"""

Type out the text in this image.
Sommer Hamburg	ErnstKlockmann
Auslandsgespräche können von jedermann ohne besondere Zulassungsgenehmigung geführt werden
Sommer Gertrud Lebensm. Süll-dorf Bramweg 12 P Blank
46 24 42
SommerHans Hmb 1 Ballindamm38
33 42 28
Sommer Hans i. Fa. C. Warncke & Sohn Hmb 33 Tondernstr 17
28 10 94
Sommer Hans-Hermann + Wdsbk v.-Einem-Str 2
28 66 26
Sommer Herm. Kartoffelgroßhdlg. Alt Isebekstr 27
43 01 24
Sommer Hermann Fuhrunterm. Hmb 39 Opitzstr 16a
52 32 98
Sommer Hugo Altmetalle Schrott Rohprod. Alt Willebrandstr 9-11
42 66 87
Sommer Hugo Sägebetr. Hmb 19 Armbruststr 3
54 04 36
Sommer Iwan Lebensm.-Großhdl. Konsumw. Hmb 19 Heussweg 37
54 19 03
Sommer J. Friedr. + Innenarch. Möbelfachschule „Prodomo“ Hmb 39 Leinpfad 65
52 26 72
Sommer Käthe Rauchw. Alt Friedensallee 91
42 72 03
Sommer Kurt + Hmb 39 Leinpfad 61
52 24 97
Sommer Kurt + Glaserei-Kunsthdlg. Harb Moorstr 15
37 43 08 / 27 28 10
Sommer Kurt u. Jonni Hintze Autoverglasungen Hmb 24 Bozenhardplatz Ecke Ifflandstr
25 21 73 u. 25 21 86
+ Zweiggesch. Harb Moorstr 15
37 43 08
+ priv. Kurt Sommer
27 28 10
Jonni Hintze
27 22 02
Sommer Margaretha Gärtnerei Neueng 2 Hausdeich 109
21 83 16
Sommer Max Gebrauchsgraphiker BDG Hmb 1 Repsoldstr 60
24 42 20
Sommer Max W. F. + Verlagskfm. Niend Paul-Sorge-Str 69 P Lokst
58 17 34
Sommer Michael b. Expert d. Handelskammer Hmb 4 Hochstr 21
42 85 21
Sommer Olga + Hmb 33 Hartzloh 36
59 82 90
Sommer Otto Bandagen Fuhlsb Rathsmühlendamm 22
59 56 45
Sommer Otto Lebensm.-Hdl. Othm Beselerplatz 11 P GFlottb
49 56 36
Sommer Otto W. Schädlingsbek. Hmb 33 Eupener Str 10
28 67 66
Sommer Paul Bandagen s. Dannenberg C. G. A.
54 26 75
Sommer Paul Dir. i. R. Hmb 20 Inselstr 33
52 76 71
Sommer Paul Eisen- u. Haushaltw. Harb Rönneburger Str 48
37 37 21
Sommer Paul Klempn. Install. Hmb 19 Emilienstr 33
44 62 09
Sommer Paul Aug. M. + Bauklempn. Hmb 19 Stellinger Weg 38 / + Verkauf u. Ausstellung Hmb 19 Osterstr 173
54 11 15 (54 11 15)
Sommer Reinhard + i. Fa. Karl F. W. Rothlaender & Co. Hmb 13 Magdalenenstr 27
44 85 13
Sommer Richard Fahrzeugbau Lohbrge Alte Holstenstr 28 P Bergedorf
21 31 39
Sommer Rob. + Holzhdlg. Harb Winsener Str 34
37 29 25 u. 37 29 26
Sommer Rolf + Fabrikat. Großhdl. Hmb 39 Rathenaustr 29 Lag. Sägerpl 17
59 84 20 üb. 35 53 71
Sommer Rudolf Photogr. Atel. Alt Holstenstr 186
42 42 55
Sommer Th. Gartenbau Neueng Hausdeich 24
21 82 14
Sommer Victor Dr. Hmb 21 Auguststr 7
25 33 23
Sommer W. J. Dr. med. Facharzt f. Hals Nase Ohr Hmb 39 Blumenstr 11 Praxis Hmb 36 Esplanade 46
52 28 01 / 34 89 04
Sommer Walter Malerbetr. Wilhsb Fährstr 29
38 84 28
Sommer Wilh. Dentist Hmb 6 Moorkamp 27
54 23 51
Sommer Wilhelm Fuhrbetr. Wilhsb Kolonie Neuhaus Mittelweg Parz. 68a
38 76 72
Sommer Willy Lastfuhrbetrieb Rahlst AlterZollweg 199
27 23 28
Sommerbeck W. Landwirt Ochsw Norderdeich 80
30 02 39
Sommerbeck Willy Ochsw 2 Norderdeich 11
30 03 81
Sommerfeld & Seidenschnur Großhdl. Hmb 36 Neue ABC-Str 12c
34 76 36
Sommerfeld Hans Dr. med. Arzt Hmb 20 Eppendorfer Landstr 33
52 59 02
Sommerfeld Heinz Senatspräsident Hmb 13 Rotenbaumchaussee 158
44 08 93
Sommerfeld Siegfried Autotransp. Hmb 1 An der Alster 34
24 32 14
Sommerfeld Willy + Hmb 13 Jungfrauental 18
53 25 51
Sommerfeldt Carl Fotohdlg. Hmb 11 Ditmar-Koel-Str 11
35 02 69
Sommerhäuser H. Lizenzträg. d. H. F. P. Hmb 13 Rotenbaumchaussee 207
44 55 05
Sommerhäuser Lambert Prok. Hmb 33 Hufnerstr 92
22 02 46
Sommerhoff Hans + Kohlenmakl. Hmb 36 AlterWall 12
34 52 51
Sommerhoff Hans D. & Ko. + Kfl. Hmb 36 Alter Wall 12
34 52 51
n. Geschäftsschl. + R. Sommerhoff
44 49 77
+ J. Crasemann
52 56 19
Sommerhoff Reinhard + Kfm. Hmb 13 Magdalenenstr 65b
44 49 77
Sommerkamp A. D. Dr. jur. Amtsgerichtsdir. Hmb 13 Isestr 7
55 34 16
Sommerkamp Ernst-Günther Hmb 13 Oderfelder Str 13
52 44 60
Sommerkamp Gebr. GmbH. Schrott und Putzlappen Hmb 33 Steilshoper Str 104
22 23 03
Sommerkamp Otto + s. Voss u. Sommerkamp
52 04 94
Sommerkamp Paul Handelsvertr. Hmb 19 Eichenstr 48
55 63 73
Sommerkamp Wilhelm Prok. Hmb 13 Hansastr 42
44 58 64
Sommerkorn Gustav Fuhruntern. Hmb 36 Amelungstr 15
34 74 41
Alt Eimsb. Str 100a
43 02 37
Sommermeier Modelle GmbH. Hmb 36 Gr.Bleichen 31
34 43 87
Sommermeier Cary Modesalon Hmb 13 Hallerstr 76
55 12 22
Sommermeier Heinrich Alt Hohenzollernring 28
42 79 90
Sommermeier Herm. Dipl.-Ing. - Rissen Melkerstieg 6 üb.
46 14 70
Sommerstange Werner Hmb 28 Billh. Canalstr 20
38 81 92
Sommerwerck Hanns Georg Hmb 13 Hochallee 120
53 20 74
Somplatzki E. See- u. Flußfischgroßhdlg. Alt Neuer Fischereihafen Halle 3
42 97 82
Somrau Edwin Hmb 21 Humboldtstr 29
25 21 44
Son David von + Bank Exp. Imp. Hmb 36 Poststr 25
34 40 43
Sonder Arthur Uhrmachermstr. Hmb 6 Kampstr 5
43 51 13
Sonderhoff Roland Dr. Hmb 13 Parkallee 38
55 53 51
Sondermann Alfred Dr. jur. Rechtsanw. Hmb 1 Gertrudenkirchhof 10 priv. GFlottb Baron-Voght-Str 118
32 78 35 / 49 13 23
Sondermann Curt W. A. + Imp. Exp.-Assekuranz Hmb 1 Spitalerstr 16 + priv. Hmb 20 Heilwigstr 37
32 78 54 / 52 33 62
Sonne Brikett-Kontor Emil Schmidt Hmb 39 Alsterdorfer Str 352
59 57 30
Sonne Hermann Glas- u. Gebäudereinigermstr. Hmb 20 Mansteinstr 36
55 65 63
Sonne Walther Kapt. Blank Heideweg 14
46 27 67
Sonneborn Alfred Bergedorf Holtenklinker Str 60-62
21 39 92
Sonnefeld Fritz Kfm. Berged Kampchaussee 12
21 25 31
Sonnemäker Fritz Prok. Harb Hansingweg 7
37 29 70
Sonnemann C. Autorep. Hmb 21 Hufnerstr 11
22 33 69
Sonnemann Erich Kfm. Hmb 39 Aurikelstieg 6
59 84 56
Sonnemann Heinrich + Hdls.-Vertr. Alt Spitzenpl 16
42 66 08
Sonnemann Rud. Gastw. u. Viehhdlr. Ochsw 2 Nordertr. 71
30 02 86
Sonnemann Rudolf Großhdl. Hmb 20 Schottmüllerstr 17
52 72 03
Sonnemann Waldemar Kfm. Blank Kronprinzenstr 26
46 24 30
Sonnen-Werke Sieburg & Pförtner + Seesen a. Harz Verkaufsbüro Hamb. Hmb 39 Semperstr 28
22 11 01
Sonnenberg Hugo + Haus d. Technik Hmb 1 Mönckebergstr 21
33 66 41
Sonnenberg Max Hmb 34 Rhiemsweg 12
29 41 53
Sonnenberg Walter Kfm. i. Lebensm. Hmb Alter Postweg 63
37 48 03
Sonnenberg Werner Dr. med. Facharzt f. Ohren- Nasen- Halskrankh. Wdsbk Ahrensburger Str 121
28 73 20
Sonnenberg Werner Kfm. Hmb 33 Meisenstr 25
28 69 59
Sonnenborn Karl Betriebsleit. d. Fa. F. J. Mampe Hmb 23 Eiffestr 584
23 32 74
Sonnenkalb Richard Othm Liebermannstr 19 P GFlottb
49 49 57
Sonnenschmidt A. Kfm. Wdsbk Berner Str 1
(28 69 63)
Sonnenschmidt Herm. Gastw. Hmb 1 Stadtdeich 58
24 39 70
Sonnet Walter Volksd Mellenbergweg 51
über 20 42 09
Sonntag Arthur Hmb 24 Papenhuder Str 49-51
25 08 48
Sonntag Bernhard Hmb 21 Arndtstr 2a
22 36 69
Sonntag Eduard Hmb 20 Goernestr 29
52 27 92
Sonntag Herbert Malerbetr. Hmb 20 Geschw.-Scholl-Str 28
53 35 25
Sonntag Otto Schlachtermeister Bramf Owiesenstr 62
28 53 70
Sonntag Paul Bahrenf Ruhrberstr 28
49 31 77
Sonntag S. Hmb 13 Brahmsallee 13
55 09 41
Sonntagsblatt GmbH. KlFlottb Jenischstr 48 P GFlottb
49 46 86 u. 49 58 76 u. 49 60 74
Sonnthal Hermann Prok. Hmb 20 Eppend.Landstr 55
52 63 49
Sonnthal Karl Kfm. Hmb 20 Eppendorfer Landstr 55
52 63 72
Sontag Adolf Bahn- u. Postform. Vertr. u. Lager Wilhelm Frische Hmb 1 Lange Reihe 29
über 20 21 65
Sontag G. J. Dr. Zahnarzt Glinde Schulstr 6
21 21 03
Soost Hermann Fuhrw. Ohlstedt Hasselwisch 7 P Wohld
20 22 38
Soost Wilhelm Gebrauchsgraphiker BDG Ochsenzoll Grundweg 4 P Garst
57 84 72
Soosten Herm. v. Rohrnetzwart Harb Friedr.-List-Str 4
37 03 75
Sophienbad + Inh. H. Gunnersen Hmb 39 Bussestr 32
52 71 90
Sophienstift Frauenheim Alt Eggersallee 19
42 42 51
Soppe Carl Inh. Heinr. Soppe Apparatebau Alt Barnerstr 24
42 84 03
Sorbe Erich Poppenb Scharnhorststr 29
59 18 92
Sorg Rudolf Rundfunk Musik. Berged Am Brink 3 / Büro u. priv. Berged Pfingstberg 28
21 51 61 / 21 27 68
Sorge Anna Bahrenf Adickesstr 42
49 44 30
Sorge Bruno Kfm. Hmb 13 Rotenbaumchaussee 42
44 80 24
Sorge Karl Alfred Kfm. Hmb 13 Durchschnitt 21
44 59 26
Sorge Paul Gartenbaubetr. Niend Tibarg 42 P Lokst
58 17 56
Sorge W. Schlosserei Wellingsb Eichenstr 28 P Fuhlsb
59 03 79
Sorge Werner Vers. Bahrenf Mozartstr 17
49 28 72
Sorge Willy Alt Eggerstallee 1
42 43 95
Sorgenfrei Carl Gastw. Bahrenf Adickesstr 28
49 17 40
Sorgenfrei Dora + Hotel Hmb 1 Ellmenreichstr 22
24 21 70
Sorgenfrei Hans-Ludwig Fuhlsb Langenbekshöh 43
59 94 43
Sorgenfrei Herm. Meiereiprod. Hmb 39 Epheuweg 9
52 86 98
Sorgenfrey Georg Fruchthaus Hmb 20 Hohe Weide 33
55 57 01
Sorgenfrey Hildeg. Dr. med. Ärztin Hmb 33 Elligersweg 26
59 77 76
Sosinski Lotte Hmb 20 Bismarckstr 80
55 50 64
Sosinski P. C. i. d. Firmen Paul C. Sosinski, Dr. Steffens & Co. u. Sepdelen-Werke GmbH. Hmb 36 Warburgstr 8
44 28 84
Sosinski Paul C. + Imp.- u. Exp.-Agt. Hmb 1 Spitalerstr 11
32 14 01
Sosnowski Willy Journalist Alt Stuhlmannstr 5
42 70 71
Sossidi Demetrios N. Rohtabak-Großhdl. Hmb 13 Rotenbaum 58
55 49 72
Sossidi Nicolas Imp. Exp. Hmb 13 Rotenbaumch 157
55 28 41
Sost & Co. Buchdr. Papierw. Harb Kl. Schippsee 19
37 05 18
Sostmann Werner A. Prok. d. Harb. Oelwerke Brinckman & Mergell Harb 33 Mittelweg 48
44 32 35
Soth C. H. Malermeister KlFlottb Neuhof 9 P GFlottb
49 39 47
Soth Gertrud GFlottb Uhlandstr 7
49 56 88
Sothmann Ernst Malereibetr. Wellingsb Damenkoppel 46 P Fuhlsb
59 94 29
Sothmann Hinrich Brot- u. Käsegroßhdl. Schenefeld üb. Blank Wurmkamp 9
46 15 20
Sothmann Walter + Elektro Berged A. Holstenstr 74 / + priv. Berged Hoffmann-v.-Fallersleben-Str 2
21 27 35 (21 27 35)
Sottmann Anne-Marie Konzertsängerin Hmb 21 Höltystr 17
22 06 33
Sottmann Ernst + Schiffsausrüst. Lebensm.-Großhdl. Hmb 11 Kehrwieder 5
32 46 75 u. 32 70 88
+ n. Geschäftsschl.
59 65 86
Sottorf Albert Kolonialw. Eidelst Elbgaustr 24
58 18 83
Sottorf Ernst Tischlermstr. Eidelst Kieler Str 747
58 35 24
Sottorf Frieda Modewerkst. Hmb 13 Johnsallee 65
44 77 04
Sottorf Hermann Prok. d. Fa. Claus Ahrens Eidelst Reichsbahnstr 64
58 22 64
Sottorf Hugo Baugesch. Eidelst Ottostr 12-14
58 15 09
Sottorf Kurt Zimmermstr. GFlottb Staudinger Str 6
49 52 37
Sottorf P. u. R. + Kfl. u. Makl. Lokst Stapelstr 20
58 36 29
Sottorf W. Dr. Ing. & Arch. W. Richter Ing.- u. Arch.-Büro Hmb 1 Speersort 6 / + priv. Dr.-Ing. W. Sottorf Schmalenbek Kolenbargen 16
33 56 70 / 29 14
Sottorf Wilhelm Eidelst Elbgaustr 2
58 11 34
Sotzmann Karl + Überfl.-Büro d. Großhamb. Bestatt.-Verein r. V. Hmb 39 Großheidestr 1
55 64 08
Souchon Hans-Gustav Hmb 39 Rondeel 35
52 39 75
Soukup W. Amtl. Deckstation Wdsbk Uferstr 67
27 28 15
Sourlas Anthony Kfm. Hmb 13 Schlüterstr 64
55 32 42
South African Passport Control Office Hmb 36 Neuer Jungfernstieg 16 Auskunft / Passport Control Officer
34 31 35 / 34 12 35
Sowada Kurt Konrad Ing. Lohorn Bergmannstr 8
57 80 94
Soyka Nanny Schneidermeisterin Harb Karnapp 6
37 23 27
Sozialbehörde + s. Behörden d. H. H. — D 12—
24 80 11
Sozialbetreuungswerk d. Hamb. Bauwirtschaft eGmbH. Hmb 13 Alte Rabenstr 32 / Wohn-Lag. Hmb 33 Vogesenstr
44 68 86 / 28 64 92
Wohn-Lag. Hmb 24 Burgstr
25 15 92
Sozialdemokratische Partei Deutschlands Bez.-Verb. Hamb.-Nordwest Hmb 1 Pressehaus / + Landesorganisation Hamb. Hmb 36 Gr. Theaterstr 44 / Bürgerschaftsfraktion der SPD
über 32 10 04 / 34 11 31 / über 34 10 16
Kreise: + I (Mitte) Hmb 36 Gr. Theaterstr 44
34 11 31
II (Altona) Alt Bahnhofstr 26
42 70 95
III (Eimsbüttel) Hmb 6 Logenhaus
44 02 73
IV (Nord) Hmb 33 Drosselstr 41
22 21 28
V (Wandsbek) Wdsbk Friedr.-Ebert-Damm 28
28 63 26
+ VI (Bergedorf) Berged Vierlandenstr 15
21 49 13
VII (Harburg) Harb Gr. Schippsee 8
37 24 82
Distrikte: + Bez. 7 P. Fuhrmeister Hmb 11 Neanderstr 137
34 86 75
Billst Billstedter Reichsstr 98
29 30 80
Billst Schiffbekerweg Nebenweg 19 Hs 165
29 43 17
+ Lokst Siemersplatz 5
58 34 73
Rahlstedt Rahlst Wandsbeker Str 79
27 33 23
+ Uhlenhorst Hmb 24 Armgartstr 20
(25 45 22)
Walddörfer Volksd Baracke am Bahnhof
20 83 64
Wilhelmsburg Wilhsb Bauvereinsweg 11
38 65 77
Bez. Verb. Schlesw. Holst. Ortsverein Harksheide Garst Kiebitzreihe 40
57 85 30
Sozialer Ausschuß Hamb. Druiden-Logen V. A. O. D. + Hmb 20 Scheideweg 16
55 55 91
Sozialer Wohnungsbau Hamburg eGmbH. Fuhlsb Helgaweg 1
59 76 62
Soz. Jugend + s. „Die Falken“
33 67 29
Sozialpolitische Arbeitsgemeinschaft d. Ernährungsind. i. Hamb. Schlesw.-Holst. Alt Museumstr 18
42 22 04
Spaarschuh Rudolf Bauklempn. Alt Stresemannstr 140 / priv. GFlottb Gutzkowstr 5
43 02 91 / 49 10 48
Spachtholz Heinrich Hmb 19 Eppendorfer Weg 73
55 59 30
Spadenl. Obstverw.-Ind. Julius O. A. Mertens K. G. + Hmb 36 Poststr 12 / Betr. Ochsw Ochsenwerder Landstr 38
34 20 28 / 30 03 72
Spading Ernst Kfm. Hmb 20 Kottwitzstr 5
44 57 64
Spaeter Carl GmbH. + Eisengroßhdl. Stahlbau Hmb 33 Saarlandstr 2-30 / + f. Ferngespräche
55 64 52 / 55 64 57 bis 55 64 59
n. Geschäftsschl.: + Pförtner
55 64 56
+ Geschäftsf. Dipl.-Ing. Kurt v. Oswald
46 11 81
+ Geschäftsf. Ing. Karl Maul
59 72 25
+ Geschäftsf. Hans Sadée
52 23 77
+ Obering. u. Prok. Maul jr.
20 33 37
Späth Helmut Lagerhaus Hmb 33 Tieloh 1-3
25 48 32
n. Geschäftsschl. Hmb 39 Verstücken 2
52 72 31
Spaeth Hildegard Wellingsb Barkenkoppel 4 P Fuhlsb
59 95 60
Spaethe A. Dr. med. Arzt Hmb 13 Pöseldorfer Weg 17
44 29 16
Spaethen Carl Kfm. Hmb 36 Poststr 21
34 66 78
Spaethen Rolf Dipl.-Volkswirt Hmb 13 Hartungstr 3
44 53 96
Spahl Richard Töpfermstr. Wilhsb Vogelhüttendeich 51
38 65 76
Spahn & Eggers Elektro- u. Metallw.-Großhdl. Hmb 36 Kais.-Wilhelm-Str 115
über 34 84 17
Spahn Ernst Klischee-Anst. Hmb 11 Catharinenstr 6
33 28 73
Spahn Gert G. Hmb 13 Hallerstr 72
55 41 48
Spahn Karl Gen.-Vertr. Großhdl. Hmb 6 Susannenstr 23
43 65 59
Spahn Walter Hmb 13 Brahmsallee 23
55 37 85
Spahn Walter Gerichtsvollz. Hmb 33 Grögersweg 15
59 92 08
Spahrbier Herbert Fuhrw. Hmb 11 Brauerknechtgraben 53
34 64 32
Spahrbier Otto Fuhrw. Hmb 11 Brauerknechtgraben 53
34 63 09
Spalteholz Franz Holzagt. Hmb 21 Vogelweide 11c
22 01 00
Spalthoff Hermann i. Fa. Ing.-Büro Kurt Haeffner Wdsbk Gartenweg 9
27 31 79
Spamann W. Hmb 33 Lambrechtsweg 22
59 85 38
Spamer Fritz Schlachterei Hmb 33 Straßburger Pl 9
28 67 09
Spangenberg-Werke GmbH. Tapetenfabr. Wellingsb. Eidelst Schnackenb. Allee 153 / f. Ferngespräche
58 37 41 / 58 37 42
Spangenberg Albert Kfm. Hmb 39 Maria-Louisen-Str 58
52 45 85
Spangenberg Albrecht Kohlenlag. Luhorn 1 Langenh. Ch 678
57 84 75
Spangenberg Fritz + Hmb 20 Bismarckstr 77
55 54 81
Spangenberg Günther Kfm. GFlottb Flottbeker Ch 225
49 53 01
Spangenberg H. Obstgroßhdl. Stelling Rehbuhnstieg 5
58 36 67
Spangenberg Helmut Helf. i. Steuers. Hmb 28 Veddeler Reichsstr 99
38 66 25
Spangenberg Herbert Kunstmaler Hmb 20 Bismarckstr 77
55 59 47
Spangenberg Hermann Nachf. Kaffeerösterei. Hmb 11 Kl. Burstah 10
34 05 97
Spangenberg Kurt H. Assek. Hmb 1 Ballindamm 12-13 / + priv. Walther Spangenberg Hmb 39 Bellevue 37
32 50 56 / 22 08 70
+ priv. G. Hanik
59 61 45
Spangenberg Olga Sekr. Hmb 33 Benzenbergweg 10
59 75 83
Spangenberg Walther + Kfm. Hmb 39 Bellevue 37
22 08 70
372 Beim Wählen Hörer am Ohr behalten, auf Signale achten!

"""

*Task goal*
Pick each line holding the word "Schlesw" out of the listing.

*Correct response*
Bez. Verb. Schlesw. Holst. Ortsverein Harksheide Garst Kiebitzreihe 40
Sozialpolitische Arbeitsgemeinschaft d. Ernährungsind. i. Hamb. Schlesw.-Holst. Alt Museumstr 18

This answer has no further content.